[Start of Entries provided]

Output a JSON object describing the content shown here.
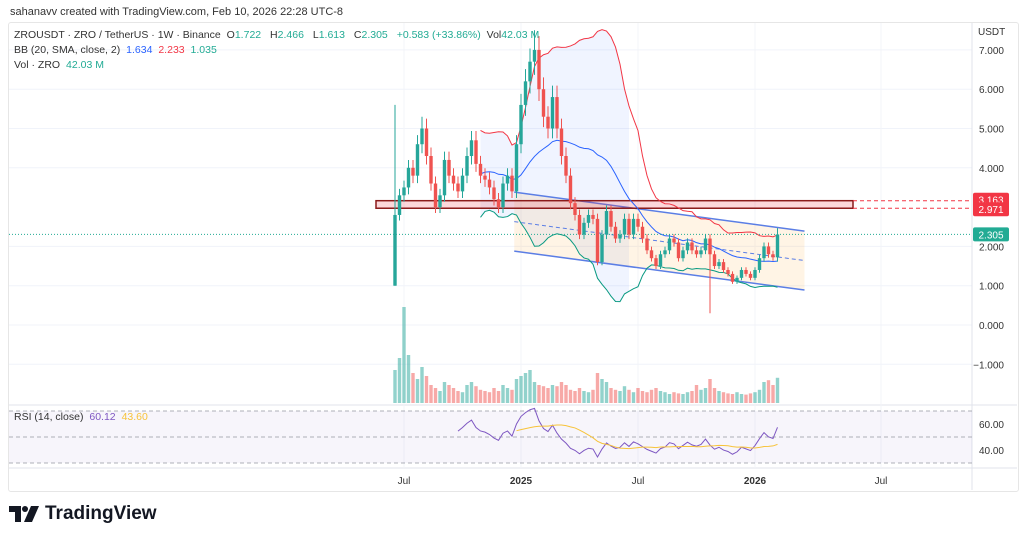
{
  "credit": "sahanavv created with TradingView.com, Feb 10, 2026 22:28 UTC-8",
  "legend": {
    "symbol": "ZROUSDT · ZRO / TetherUS · 1W · Binance",
    "o_label": "O",
    "o": "1.722",
    "h_label": "H",
    "h": "2.466",
    "l_label": "L",
    "l": "1.613",
    "c_label": "C",
    "c": "2.305",
    "change": "+0.583 (+33.86%)",
    "vol_label": "Vol",
    "vol": "42.03 M",
    "bb_label": "BB (20, SMA, close, 2)",
    "bb_basis": "1.634",
    "bb_upper": "2.233",
    "bb_lower": "1.035",
    "volume_label": "Vol · ZRO",
    "volume_value": "42.03 M",
    "rsi_label": "RSI (14, close)",
    "rsi_value": "60.12",
    "rsi_ma": "43.60"
  },
  "price_axis_unit": "USDT",
  "brand": "TradingView",
  "colors": {
    "up": "#26a69a",
    "down": "#ef5350",
    "bb_basis": "#2962ff",
    "bb_upper": "#f23645",
    "bb_lower": "#089981",
    "rsi": "#7e57c2",
    "rsi_ma": "#f7c33a",
    "zone": "#f23645",
    "channel": "#5b7ee5",
    "last_price": "#22ab94"
  },
  "chart_data": {
    "type": "candlestick",
    "interval": "1W",
    "first_open": 1.0,
    "close": [
      2.8,
      3.3,
      3.5,
      4.0,
      3.8,
      4.6,
      5.0,
      4.3,
      3.6,
      3.0,
      3.3,
      4.2,
      3.8,
      3.6,
      3.4,
      3.8,
      4.3,
      4.7,
      4.1,
      3.8,
      3.7,
      3.5,
      3.2,
      3.0,
      3.6,
      3.8,
      3.4,
      4.6,
      5.6,
      6.2,
      6.7,
      7.0,
      6.0,
      5.3,
      5.0,
      5.8,
      5.0,
      4.3,
      3.8,
      3.1,
      2.8,
      2.3,
      2.6,
      2.8,
      2.7,
      1.6,
      2.3,
      2.9,
      2.5,
      2.2,
      2.3,
      2.7,
      2.3,
      2.7,
      2.5,
      2.2,
      1.9,
      1.7,
      1.5,
      1.8,
      1.9,
      2.2,
      2.1,
      1.7,
      1.9,
      2.1,
      1.9,
      1.8,
      1.9,
      2.2,
      1.8,
      1.5,
      1.6,
      1.4,
      1.3,
      1.1,
      1.2,
      1.4,
      1.3,
      1.2,
      1.4,
      1.7,
      2.0,
      1.8,
      1.722,
      2.305
    ],
    "high_overrides": {
      "0": 5.6,
      "6": 5.3,
      "31": 7.5,
      "85": 2.466
    },
    "low_overrides": {
      "0": 1.0,
      "70": 0.3,
      "85": 1.613
    },
    "volume_millions": [
      55,
      75,
      160,
      80,
      50,
      40,
      60,
      45,
      30,
      25,
      20,
      35,
      30,
      25,
      20,
      18,
      30,
      35,
      28,
      22,
      20,
      18,
      25,
      20,
      30,
      25,
      22,
      40,
      45,
      50,
      55,
      35,
      30,
      28,
      25,
      30,
      28,
      35,
      30,
      22,
      20,
      25,
      20,
      18,
      22,
      50,
      40,
      35,
      25,
      22,
      20,
      28,
      22,
      18,
      25,
      20,
      18,
      22,
      25,
      20,
      18,
      15,
      18,
      16,
      15,
      18,
      20,
      30,
      22,
      25,
      40,
      25,
      20,
      18,
      16,
      15,
      18,
      15,
      14,
      16,
      18,
      22,
      35,
      38,
      30,
      42.03
    ],
    "price_ticks": [
      "7.000",
      "6.000",
      "5.000",
      "4.000",
      "2.000",
      "1.000",
      "0.000",
      "−1.000"
    ],
    "price_tick_values": [
      7,
      6,
      5,
      4,
      2,
      1,
      0,
      -1
    ],
    "rsi_ticks": [
      "60.00",
      "40.00"
    ],
    "rsi_tick_values": [
      60,
      40
    ],
    "x_ticks": [
      {
        "label": "Jul",
        "week": 2
      },
      {
        "label": "2025",
        "week": 28
      },
      {
        "label": "Jul",
        "week": 54
      },
      {
        "label": "2026",
        "week": 80
      },
      {
        "label": "Jul",
        "week": 108
      }
    ],
    "resistance_zone": {
      "low": 2.971,
      "high": 3.163,
      "low_label": "2.971",
      "high_label": "3.163"
    },
    "last_price": {
      "value": 2.305,
      "label": "2.305"
    },
    "channel": {
      "upper": [
        [
          26.5,
          3.38
        ],
        [
          91,
          2.39
        ]
      ],
      "lower": [
        [
          26.5,
          1.88
        ],
        [
          91,
          0.89
        ]
      ]
    },
    "bollinger": {
      "period": 20,
      "mult": 2
    },
    "rsi": {
      "period": 14,
      "ma_period": 14,
      "levels": [
        70,
        50,
        30
      ]
    }
  }
}
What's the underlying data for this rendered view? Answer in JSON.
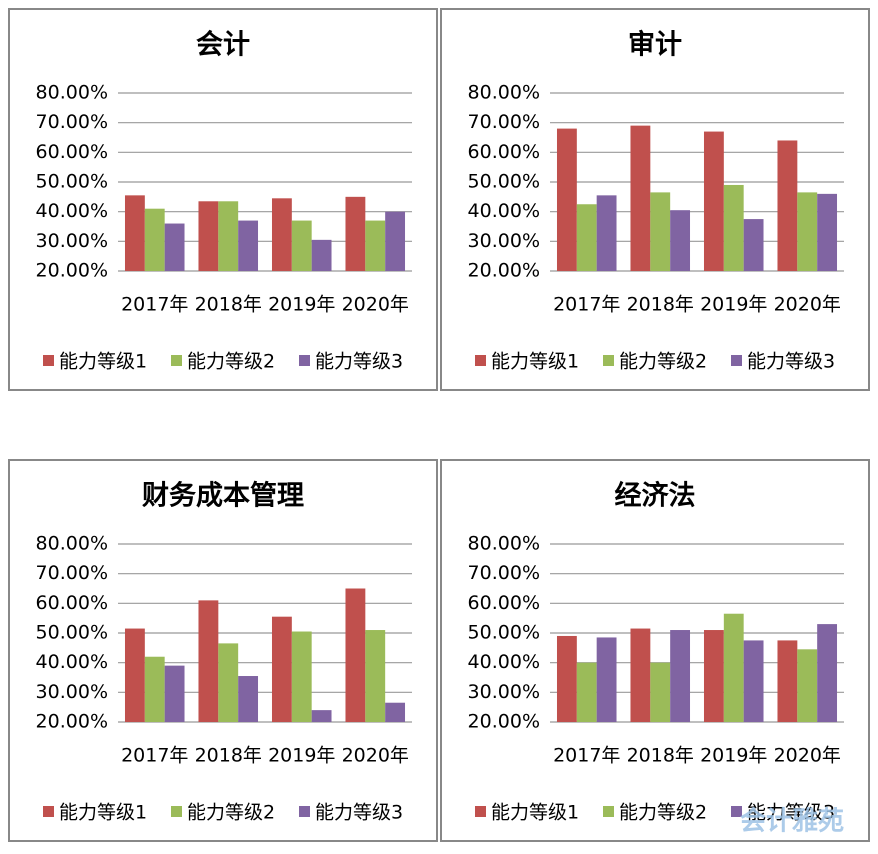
{
  "chart_data": [
    {
      "type": "bar",
      "title": "会计",
      "categories": [
        "2017年",
        "2018年",
        "2019年",
        "2020年"
      ],
      "series": [
        {
          "name": "能力等级1",
          "color": "#c0504d",
          "values": [
            45.5,
            43.5,
            44.5,
            45
          ]
        },
        {
          "name": "能力等级2",
          "color": "#9bbb59",
          "values": [
            41,
            43.5,
            37,
            37
          ]
        },
        {
          "name": "能力等级3",
          "color": "#8064a2",
          "values": [
            36,
            37,
            30.5,
            40
          ]
        }
      ],
      "ylim": [
        20,
        80
      ],
      "yticks": [
        {
          "value": 20,
          "label": "20.00%"
        },
        {
          "value": 30,
          "label": "30.00%"
        },
        {
          "value": 40,
          "label": "40.00%"
        },
        {
          "value": 50,
          "label": "50.00%"
        },
        {
          "value": 60,
          "label": "60.00%"
        },
        {
          "value": 70,
          "label": "70.00%"
        },
        {
          "value": 80,
          "label": "80.00%"
        }
      ],
      "grid": true,
      "legend": "bottom"
    },
    {
      "type": "bar",
      "title": "审计",
      "categories": [
        "2017年",
        "2018年",
        "2019年",
        "2020年"
      ],
      "series": [
        {
          "name": "能力等级1",
          "color": "#c0504d",
          "values": [
            68,
            69,
            67,
            64
          ]
        },
        {
          "name": "能力等级2",
          "color": "#9bbb59",
          "values": [
            42.5,
            46.5,
            49,
            46.5
          ]
        },
        {
          "name": "能力等级3",
          "color": "#8064a2",
          "values": [
            45.5,
            40.5,
            37.5,
            46
          ]
        }
      ],
      "ylim": [
        20,
        80
      ],
      "yticks": [
        {
          "value": 20,
          "label": "20.00%"
        },
        {
          "value": 30,
          "label": "30.00%"
        },
        {
          "value": 40,
          "label": "40.00%"
        },
        {
          "value": 50,
          "label": "50.00%"
        },
        {
          "value": 60,
          "label": "60.00%"
        },
        {
          "value": 70,
          "label": "70.00%"
        },
        {
          "value": 80,
          "label": "80.00%"
        }
      ],
      "grid": true,
      "legend": "bottom"
    },
    {
      "type": "bar",
      "title": "财务成本管理",
      "categories": [
        "2017年",
        "2018年",
        "2019年",
        "2020年"
      ],
      "series": [
        {
          "name": "能力等级1",
          "color": "#c0504d",
          "values": [
            51.5,
            61,
            55.5,
            65
          ]
        },
        {
          "name": "能力等级2",
          "color": "#9bbb59",
          "values": [
            42,
            46.5,
            50.5,
            51
          ]
        },
        {
          "name": "能力等级3",
          "color": "#8064a2",
          "values": [
            39,
            35.5,
            24,
            26.5
          ]
        }
      ],
      "ylim": [
        20,
        80
      ],
      "yticks": [
        {
          "value": 20,
          "label": "20.00%"
        },
        {
          "value": 30,
          "label": "30.00%"
        },
        {
          "value": 40,
          "label": "40.00%"
        },
        {
          "value": 50,
          "label": "50.00%"
        },
        {
          "value": 60,
          "label": "60.00%"
        },
        {
          "value": 70,
          "label": "70.00%"
        },
        {
          "value": 80,
          "label": "80.00%"
        }
      ],
      "grid": true,
      "legend": "bottom"
    },
    {
      "type": "bar",
      "title": "经济法",
      "categories": [
        "2017年",
        "2018年",
        "2019年",
        "2020年"
      ],
      "series": [
        {
          "name": "能力等级1",
          "color": "#c0504d",
          "values": [
            49,
            51.5,
            51,
            47.5
          ]
        },
        {
          "name": "能力等级2",
          "color": "#9bbb59",
          "values": [
            40,
            40,
            56.5,
            44.5
          ]
        },
        {
          "name": "能力等级3",
          "color": "#8064a2",
          "values": [
            48.5,
            51,
            47.5,
            53
          ]
        }
      ],
      "ylim": [
        20,
        80
      ],
      "yticks": [
        {
          "value": 20,
          "label": "20.00%"
        },
        {
          "value": 30,
          "label": "30.00%"
        },
        {
          "value": 40,
          "label": "40.00%"
        },
        {
          "value": 50,
          "label": "50.00%"
        },
        {
          "value": 60,
          "label": "60.00%"
        },
        {
          "value": 70,
          "label": "70.00%"
        },
        {
          "value": 80,
          "label": "80.00%"
        }
      ],
      "grid": true,
      "legend": "bottom"
    }
  ],
  "watermark": "会计雅苑"
}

[End of Entries provided]

## Written problem:
Copy out each line of the records where the string "JSON" appears.

## Result below:
Output a JSON object describing the content shown here.
What's the underlying data for this rendered view? Answer in JSON.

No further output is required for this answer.